*INSTRUCTIONS FOR THE TASK*.
Your task is to copy the listing exactly. Drop any pictures from the copy.

[Records that describe figures]
********
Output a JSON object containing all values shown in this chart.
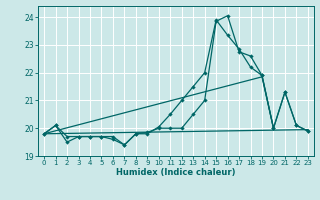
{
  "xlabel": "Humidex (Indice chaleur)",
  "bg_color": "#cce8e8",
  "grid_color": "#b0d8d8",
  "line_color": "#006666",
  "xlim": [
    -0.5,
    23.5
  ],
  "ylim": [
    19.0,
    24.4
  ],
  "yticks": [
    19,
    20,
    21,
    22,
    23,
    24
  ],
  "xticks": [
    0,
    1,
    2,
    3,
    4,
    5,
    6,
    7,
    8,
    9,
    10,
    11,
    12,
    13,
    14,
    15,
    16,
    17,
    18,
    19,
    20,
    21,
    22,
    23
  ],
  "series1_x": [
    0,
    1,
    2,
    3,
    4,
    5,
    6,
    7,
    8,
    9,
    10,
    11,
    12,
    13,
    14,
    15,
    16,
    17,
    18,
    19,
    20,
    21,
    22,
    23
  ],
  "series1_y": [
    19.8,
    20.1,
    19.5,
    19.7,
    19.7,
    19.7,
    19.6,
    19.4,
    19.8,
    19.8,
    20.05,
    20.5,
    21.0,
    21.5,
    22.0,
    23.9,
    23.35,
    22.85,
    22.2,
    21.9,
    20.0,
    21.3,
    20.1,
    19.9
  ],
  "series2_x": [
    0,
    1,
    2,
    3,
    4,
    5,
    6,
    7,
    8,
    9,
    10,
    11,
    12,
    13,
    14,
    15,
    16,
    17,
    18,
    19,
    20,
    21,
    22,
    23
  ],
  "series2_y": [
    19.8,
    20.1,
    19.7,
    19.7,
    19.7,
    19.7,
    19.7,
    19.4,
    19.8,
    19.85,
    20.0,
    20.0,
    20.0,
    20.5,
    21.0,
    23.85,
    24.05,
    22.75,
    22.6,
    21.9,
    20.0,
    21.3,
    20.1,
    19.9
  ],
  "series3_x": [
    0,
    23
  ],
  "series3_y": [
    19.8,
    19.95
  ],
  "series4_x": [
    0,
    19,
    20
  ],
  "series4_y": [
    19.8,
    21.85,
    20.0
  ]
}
********
*REPLY*.
Output a JSON object containing all values shown in this chart.
{
  "xlabel": "Humidex (Indice chaleur)",
  "bg_color": "#cce8e8",
  "grid_color": "#b0d8d8",
  "line_color": "#006666",
  "xlim": [
    -0.5,
    23.5
  ],
  "ylim": [
    19.0,
    24.4
  ],
  "yticks": [
    19,
    20,
    21,
    22,
    23,
    24
  ],
  "xticks": [
    0,
    1,
    2,
    3,
    4,
    5,
    6,
    7,
    8,
    9,
    10,
    11,
    12,
    13,
    14,
    15,
    16,
    17,
    18,
    19,
    20,
    21,
    22,
    23
  ],
  "series1_x": [
    0,
    1,
    2,
    3,
    4,
    5,
    6,
    7,
    8,
    9,
    10,
    11,
    12,
    13,
    14,
    15,
    16,
    17,
    18,
    19,
    20,
    21,
    22,
    23
  ],
  "series1_y": [
    19.8,
    20.1,
    19.5,
    19.7,
    19.7,
    19.7,
    19.6,
    19.4,
    19.8,
    19.8,
    20.05,
    20.5,
    21.0,
    21.5,
    22.0,
    23.9,
    23.35,
    22.85,
    22.2,
    21.9,
    20.0,
    21.3,
    20.1,
    19.9
  ],
  "series2_x": [
    0,
    1,
    2,
    3,
    4,
    5,
    6,
    7,
    8,
    9,
    10,
    11,
    12,
    13,
    14,
    15,
    16,
    17,
    18,
    19,
    20,
    21,
    22,
    23
  ],
  "series2_y": [
    19.8,
    20.1,
    19.7,
    19.7,
    19.7,
    19.7,
    19.7,
    19.4,
    19.8,
    19.85,
    20.0,
    20.0,
    20.0,
    20.5,
    21.0,
    23.85,
    24.05,
    22.75,
    22.6,
    21.9,
    20.0,
    21.3,
    20.1,
    19.9
  ],
  "series3_x": [
    0,
    23
  ],
  "series3_y": [
    19.8,
    19.95
  ],
  "series4_x": [
    0,
    19,
    20
  ],
  "series4_y": [
    19.8,
    21.85,
    20.0
  ]
}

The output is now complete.